▶ [EXERCISE INPUT]:
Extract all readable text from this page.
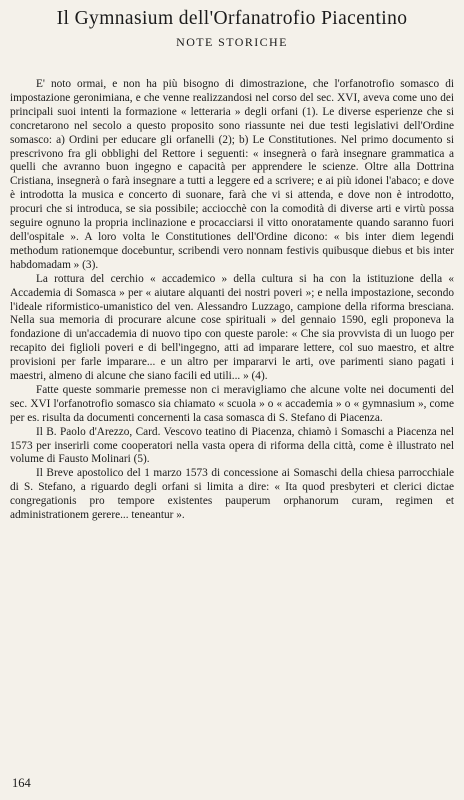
Il Gymnasium dell'Orfanatrofio Piacentino
NOTE STORICHE

E' noto ormai, e non ha più bisogno di dimostrazione, che l'orfanotrofio somasco di impostazione geronimiana, e che venne realizzandosi nel corso del sec. XVI, aveva come uno dei principali suoi intenti la formazione « letteraria » degli orfani (1). Le diverse esperienze che si concretarono nel secolo a questo proposito sono riassunte nei due testi legislativi dell'Ordine somasco: a) Ordini per educare gli orfanelli (2); b) Le Constitutiones. Nel primo documento si prescrivono fra gli obblighi del Rettore i seguenti: « insegnerà o farà insegnare grammatica a quelli che avranno buon ingegno e capacità per apprendere le scienze. Oltre alla Dottrina Cristiana, insegnerà o farà insegnare a tutti a leggere ed a scrivere; e ai più idonei l'abaco; e dove è introdotta la musica e concerto di suonare, farà che vi si attenda, e dove non è introdotto, procuri che si introduca, se sia possibile; acciocchè con la comodità di diverse arti e virtù possa seguire ognuno la propria inclinazione e procacciarsi il vitto onoratamente quando saranno fuori dell'ospitale ». A loro volta le Constitutiones dell'Ordine dicono: « bis inter diem legendi methodum rationemque docebuntur, scribendi vero nonnam festivis quibusque diebus et bis inter habdomadam » (3).

La rottura del cerchio « accademico » della cultura si ha con la istituzione della « Accademia di Somasca » per « aiutare alquanti dei nostri poveri »; e nella impostazione, secondo l'ideale riformistico-umanistico del ven. Alessandro Luzzago, campione della riforma bresciana. Nella sua memoria di procurare alcune cose spirituali » del gennaio 1590, egli proponeva la fondazione di un'accademia di nuovo tipo con queste parole: « Che sia provvista di un luogo per recapito dei figlioli poveri e di bell'ingegno, atti ad imparare lettere, col suo maestro, et altre provisioni per farle imparare... e un altro per impararvi le arti, ove parimenti siano pagati i maestri, almeno di alcune che siano facili ed utili... » (4).

Fatte queste sommarie premesse non ci meravigliamo che alcune volte nei documenti del sec. XVI l'orfanotrofio somasco sia chiamato « scuola » o « accademia » o « gymnasium », come per es. risulta da documenti concernenti la casa somasca di S. Stefano di Piacenza.

Il B. Paolo d'Arezzo, Card. Vescovo teatino di Piacenza, chiamò i Somaschi a Piacenza nel 1573 per inserirli come cooperatori nella vasta opera di riforma della città, come è illustrato nel volume di Fausto Molinari (5).

Il Breve apostolico del 1 marzo 1573 di concessione ai Somaschi della chiesa parrocchiale di S. Stefano, a riguardo degli orfani si limita a dire: « Ita quod presbyteri et clerici dictae congregationis pro tempore existentes pauperum orphanorum curam, regimen et administrationem gerere... teneantur ».

164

▶ [AIM]: Among the entries above, identify all lines with "Stefano" and copy them.

▶ [FINISHED ANSWER]:
Fatte queste sommarie premesse non ci meravigliamo che alcune volte nei documenti del sec. XVI l'orfanotrofio somasco sia chiamato « scuola » o « accademia » o « gymnasium », come per es. risulta da documenti concernenti la casa somasca di S. Stefano di Piacenza.
Il Breve apostolico del 1 marzo 1573 di concessione ai Somaschi della chiesa parrocchiale di S. Stefano, a riguardo degli orfani si limita a dire: « Ita quod presbyteri et clerici dictae congregationis pro tempore existentes pauperum orphanorum curam, regimen et administrationem gerere... teneantur ».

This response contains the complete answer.